LISTA ZADAŃ -
**a.** Przeredaguj fragment relacji z meczu Chelsea z Lille od słów „Duży krok w” aż do słów „oraz Christian Pulisic.” włącznie. Słowa „Stamford Bridge” zastąp słowami „Wembley”.
**b.** Kto strzelił gole dla Chelsea według relacji z meczu z Lille?

FRAGMENT STRONY -
Duży krok w stronę awansu do ćwierćfinału Ligi Mistrzów. Chelsea 2:0 Lille
Dodano: 22.02.2022 22:51 / Ostatnia aktualizacja: 22.02.2022 22:51Chelsea pokonała Lille na Stamford Bridge 2:0 w ramach pierwszego spotkania 1/8 finału UEFA Champions League. Gole dla gospodarzy strzelali Kai Havertz oraz Christian Pulisic.
W porównaniu do ostatniego meczu ligowego z Crystal Palace, Thomas Tuchel zdecydował się na dokonanie trzech zmian w podstawowym składzie. Romelu Lukaku zasiadł na ławce rezerwowych, a jego pozycję zajął Havertz. Warto zaznaczyć, że dla Niemca to 50. spotkanie w barwach The Blues w wyjściowej jedenastce. Do gry powrócili César Azpilicueta oraz Marcos Alonso, którzy zostali obdarowani rolą wahadłowych. W środku pola Mateo Kovačić zastąpił Jorginho. Na liście zmienników znalazł się m.in. dochodzący do pełnej sprawności Mason Mount.

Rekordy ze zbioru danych
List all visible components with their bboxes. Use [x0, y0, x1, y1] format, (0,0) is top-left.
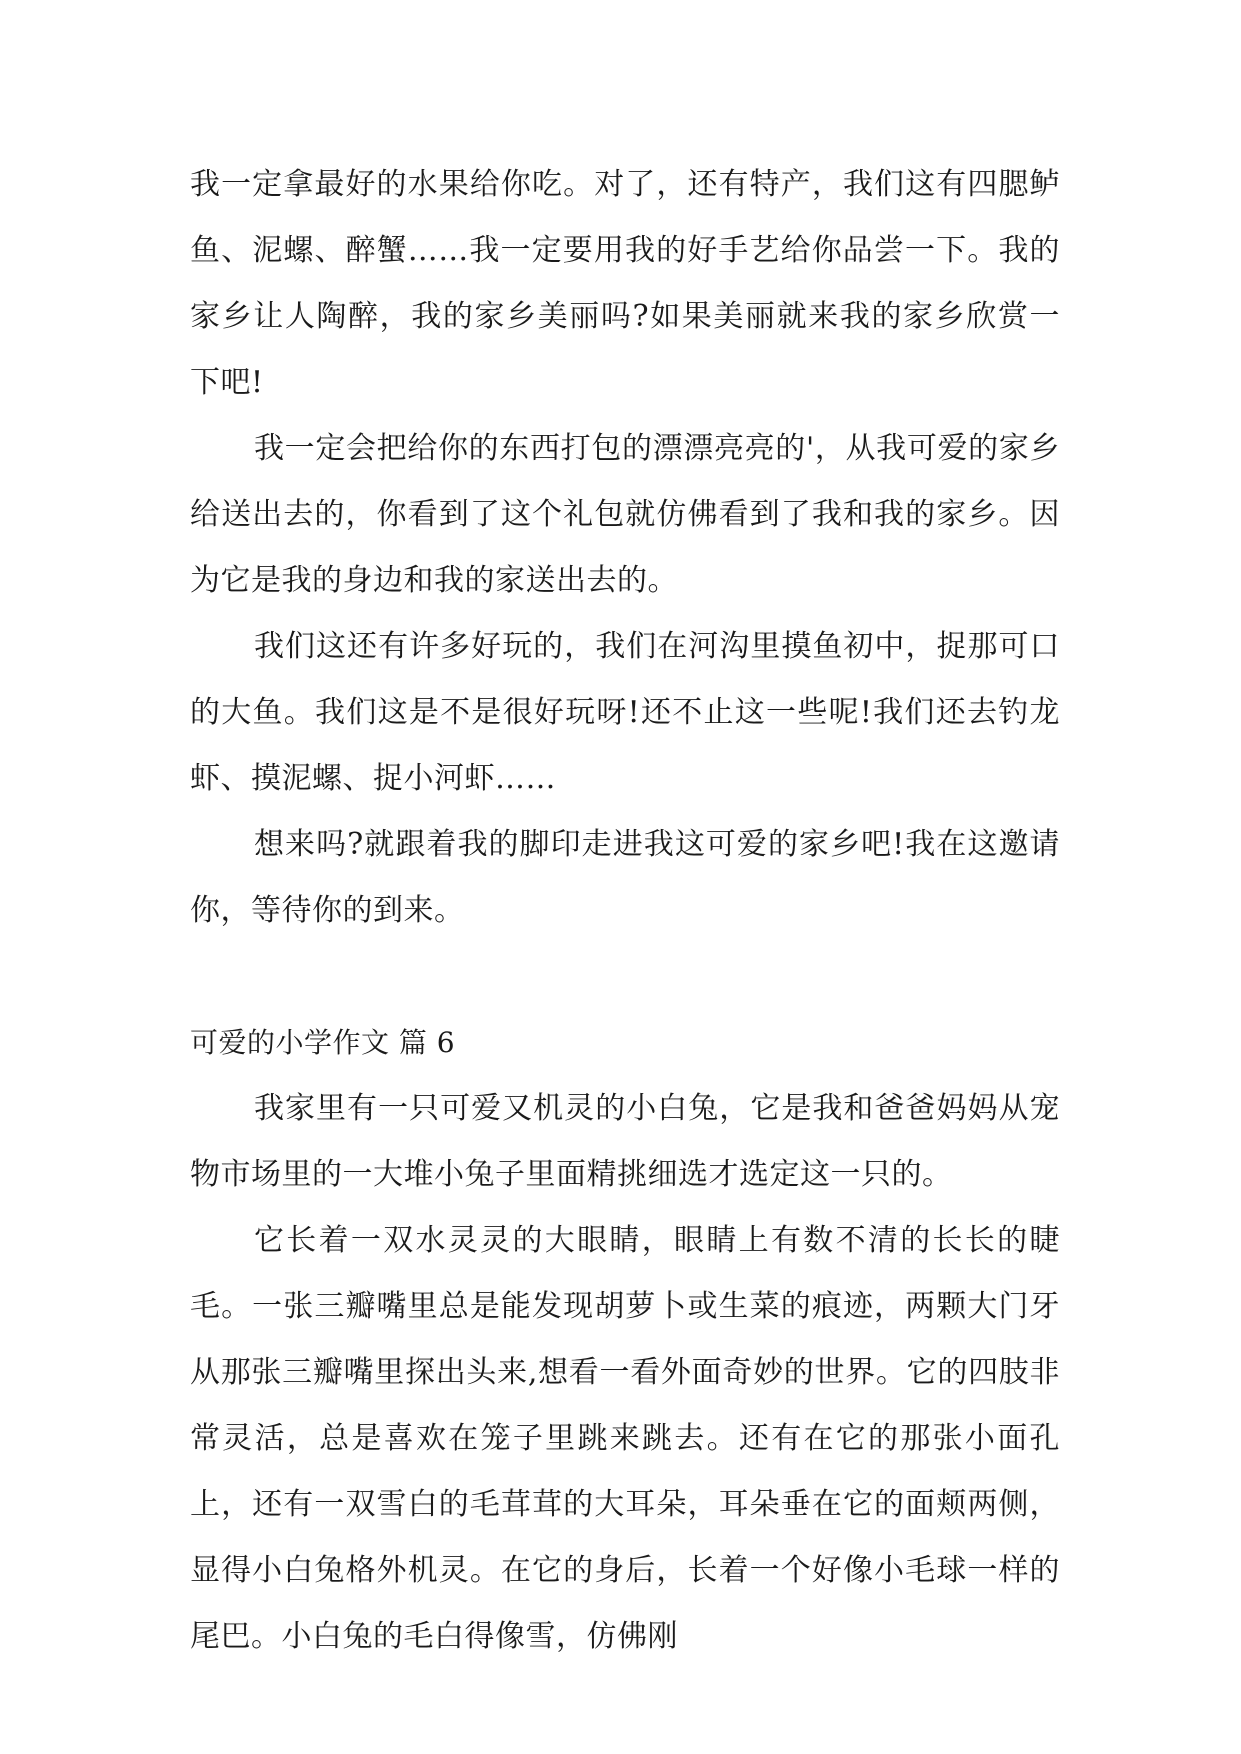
paragraph: 想来吗?就跟着我的脚印走进我这可爱的家乡吧!我在这邀请你，等待你的到来。	[190, 827, 1060, 928]
paragraph: 它长着一双水灵灵的大眼睛，眼睛上有数不清的长长的睫毛。一张三瓣嘴里总是能发现胡萝卜或生菜的痕迹，两颗大门牙从那张三瓣嘴里探出头来,想看一看外面奇妙的世界。它的四肢非常灵活，总是喜欢在笼子里跳来跳去。还有在它的那张小面孔上，还有一双雪白的毛茸茸的大耳朵，耳朵垂在它的面颊两侧，显得小白兔格外机灵。在它的身后，长着一个好像小毛球一样的尾巴。小白兔的毛白得像雪，仿佛刚	[190, 1223, 1060, 1654]
document-body	[190, 152, 1060, 1670]
paragraph: 我一定拿最好的水果给你吃。对了，还有特产，我们这有四腮鲈鱼、泥螺、醉蟹……我一定要用我的好手艺给你品尝一下。我的家乡让人陶醉，我的家乡美丽吗?如果美丽就来我的家乡欣赏一下吧!	[190, 167, 1060, 400]
paragraph: 我一定会把给你的东西打包的漂漂亮亮的'，从我可爱的家乡给送出去的，你看到了这个礼包就仿佛看到了我和我的家乡。因为它是我的身边和我的家送出去的。	[190, 431, 1060, 598]
section-heading: 可爱的小学作文 篇 6	[190, 1026, 456, 1059]
paragraph: 我家里有一只可爱又机灵的小白兔，它是我和爸爸妈妈从宠物市场里的一大堆小兔子里面精挑细选才选定这一只的。	[190, 1091, 1060, 1192]
paragraph: 我们这还有许多好玩的，我们在河沟里摸鱼初中，捉那可口的大鱼。我们这是不是很好玩呀!还不止这一些呢!我们还去钓龙虾、摸泥螺、捉小河虾……	[190, 629, 1060, 796]
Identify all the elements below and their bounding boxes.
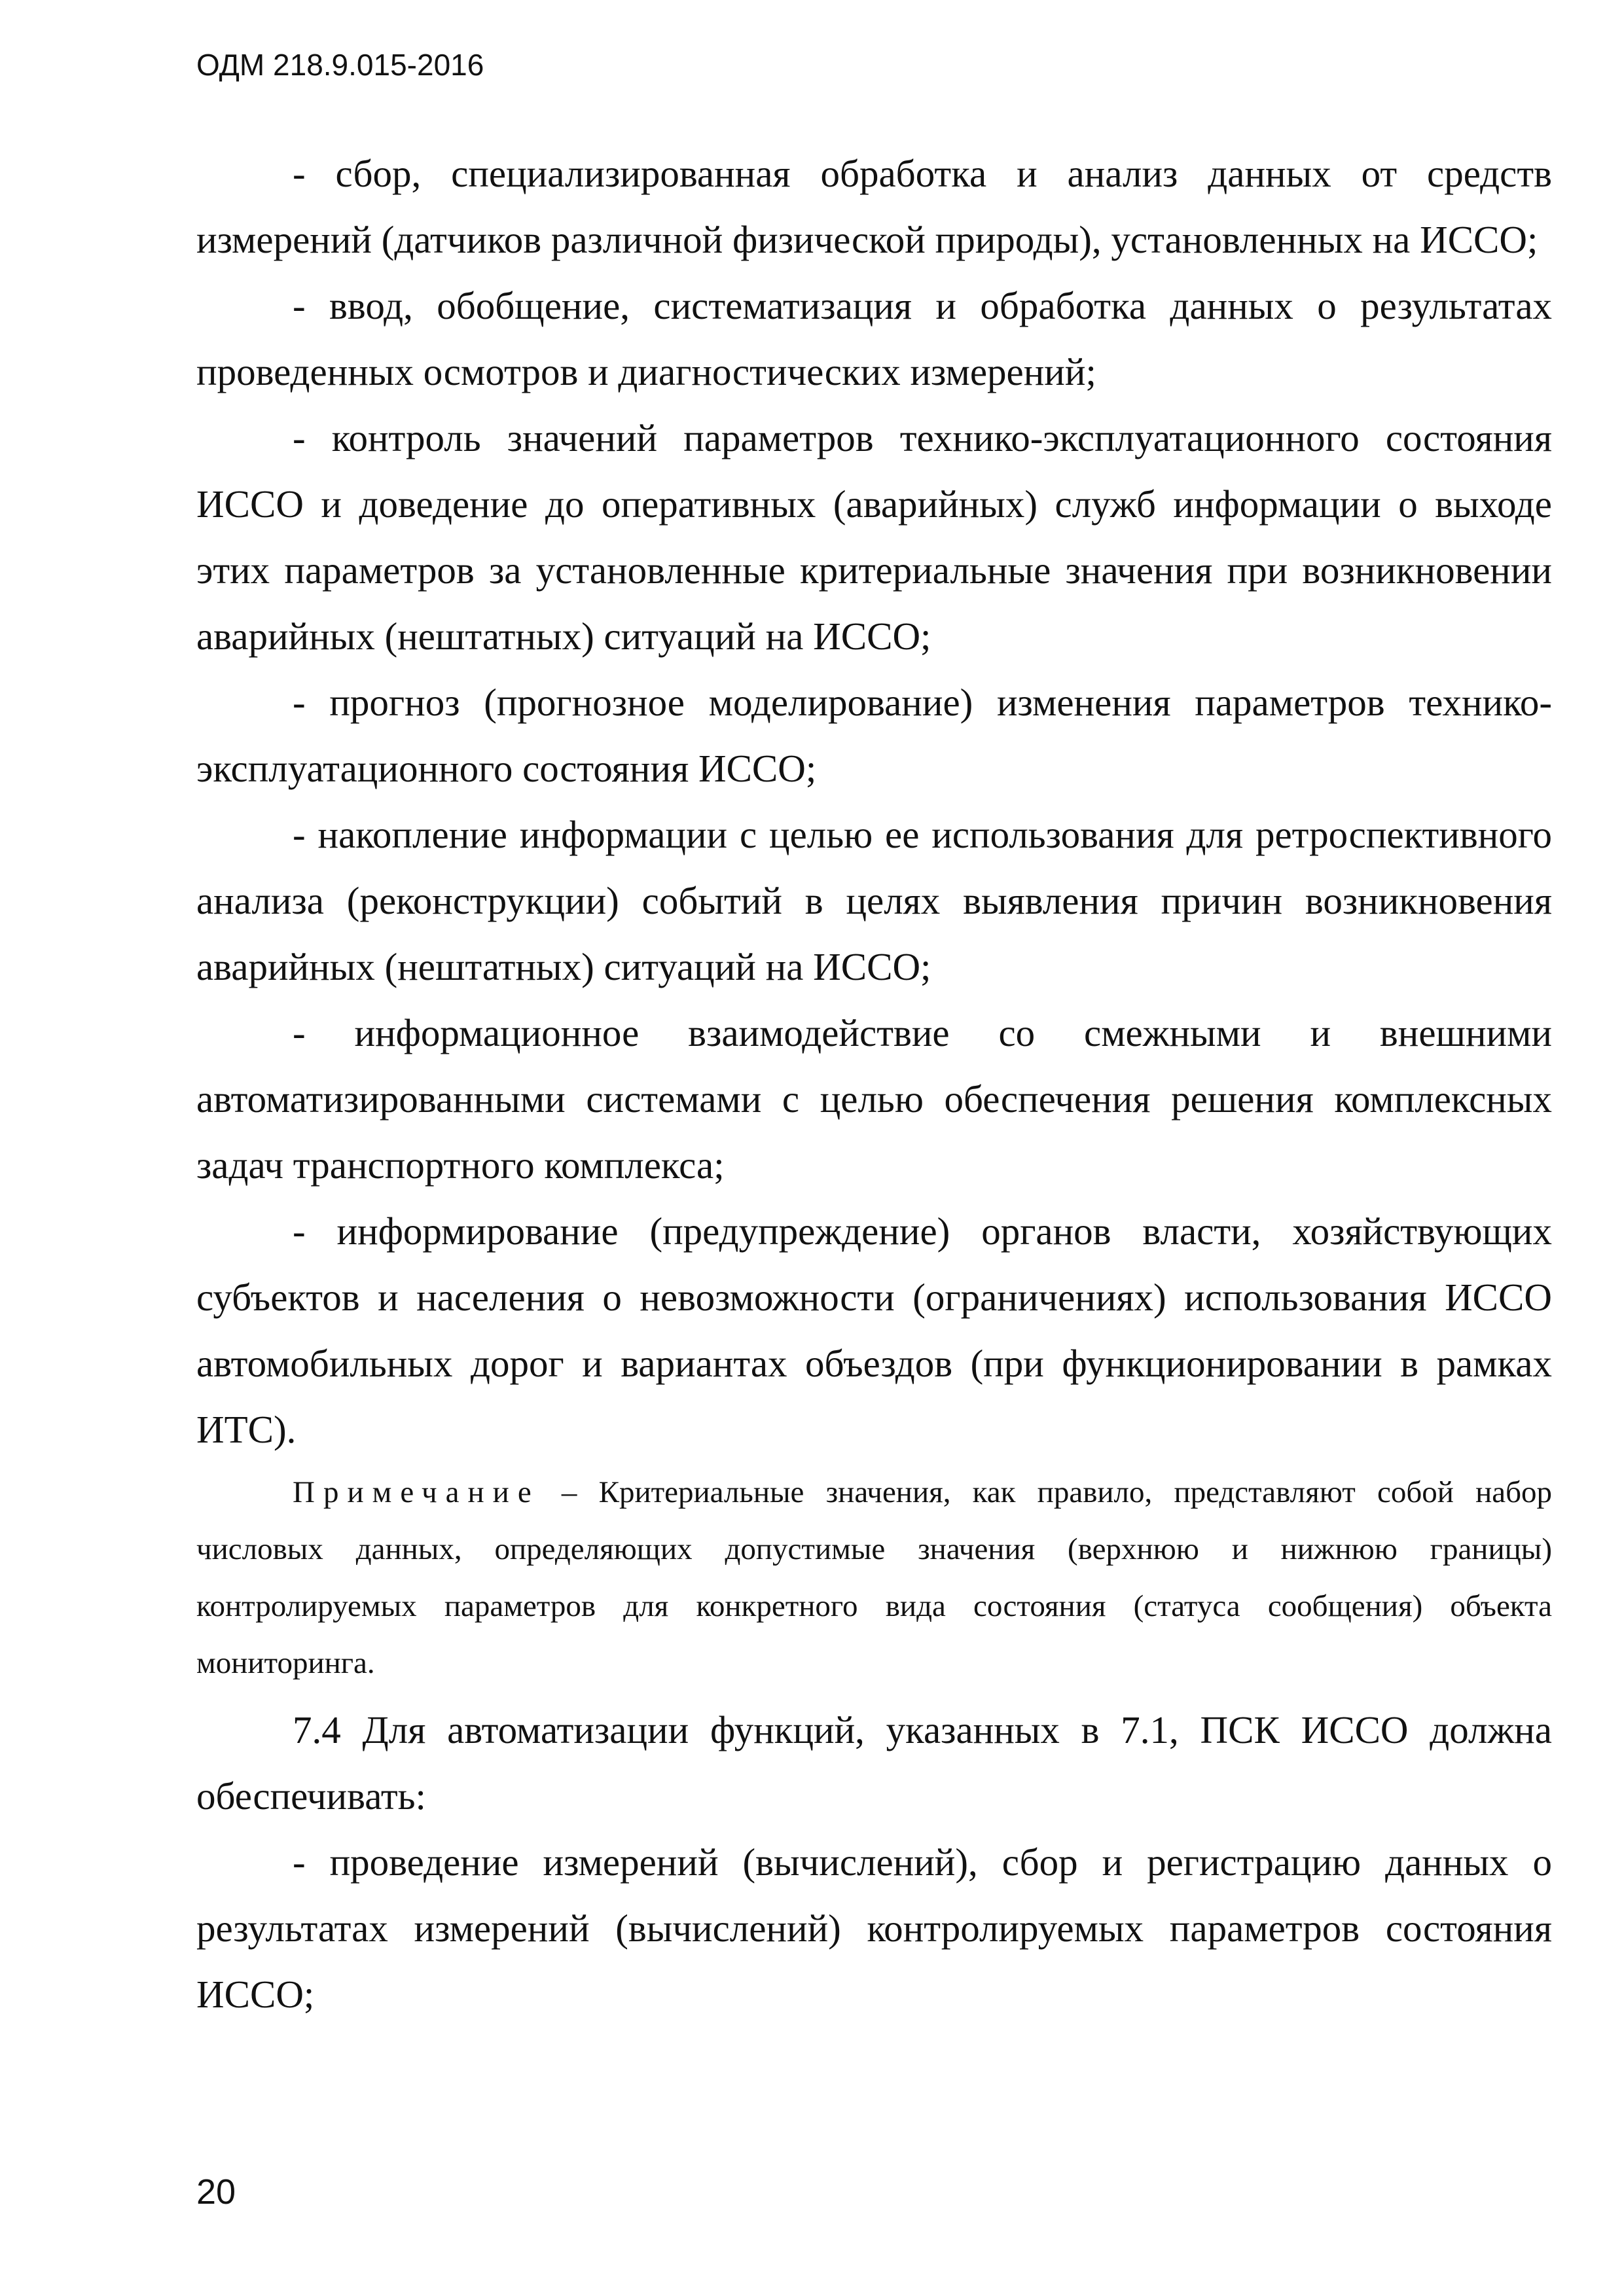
list-item: - накопление информации с целью ее использования для ретроспективного анализа (реконструкции) событий в целях выявления причин возникновения аварийных (нештатных) ситуаций на ИССО; — [196, 813, 1552, 988]
list-item: - проведение измерений (вычислений), сбор и регистрацию данных о результатах измерений (вычислений) контролируемых параметров состояния ИССО; — [196, 1840, 1552, 2016]
list-item: - сбор, специализированная обработка и анализ данных от средств измерений (датчиков различной физической природы), установленных на ИССО; — [196, 152, 1552, 261]
list-item: - информационное взаимодействие со смежными и внешними автоматизированными системами с целью обеспечения решения комплексных задач транспортного комплекса; — [196, 1011, 1552, 1187]
page-number: 20 — [196, 2172, 236, 2212]
note-paragraph — [196, 1464, 1552, 1692]
list-item: - прогноз (прогнозное моделирование) изменения параметров технико-эксплуатационного состояния ИССО; — [196, 681, 1552, 790]
list-item: - ввод, обобщение, систематизация и обработка данных о результатах проведенных осмотров и диагностических измерений; — [196, 284, 1552, 393]
note-text: – Критериальные значения, как правило, представляют собой набор числовых данных, определяющих допустимые значения (верхнюю и нижнюю границы) контролируемых параметров для конкретного вида состояния (статуса сообщения) объекта мониторинга. — [196, 1475, 1553, 1680]
list-item: - контроль значений параметров технико-эксплуатационного состояния ИССО и доведение до оперативных (аварийных) служб информации о выходе этих параметров за установленные критериальные значения при возникновении аварийных (нештатных) ситуаций на ИССО; — [196, 416, 1552, 658]
note-label: Примечание — [293, 1475, 540, 1509]
list-item: - информирование (предупреждение) органов власти, хозяйствующих субъектов и населения о невозможности (ограничениях) использования ИССО автомобильных дорог и вариантах объездов (при функционировании в рамках ИТС). — [196, 1210, 1552, 1451]
document-code-header: ОДМ 218.9.015-2016 — [196, 48, 484, 82]
clause-paragraph: 7.4 Для автоматизации функций, указанных в 7.1, ПСК ИССО должна обеспечивать: — [196, 1708, 1552, 1818]
document-body — [196, 141, 1552, 2028]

ODPOWIEDZI DO ZADAŃ -
**a.**
Duży krok w stronę awansu do ćwierćfinału Ligi Mistrzów. Chelsea 2:0 Lille
Dodano: 22.02.2022 22:51 / Ostatnia aktualizacja: 22.02.2022 22:51Chelsea pokonała Lille na Wembley 2:0 w ramach pierwszego spotkania 1/8 finału UEFA Champions League. Gole dla gospodarzy strzelali Kai Havertz oraz Christian Pulisic.

**b.** Kai Havertz oraz Christian Pulisic.